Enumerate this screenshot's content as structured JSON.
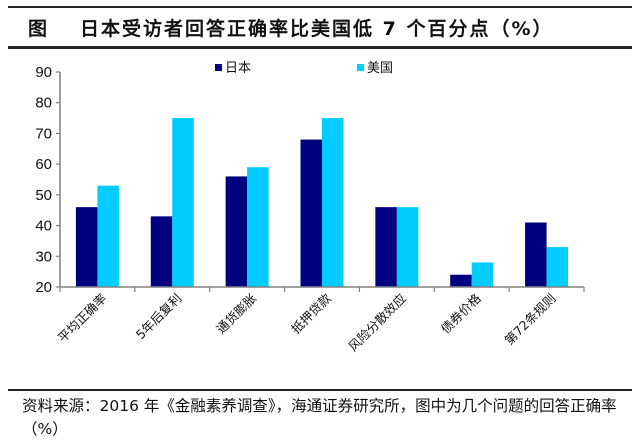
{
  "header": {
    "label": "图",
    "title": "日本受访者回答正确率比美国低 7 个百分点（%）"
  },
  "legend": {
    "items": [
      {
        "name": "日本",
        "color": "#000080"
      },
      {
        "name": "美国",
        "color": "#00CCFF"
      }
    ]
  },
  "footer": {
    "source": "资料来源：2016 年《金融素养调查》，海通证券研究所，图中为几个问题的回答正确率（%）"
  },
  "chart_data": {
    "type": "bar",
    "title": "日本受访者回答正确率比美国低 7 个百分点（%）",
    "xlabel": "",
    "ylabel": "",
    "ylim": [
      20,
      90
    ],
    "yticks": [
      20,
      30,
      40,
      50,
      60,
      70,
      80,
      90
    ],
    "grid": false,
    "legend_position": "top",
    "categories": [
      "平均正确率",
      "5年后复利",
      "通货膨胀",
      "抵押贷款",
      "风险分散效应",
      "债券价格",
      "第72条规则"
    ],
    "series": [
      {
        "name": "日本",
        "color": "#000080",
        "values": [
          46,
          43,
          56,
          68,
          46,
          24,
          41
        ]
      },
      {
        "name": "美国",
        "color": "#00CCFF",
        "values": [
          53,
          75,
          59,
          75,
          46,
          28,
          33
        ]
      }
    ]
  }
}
——————
§ SHORT TASK
Going over the lines above, work out how many include "title", then give only that number.

§ SOLUTION TO THIS EXERCISE
2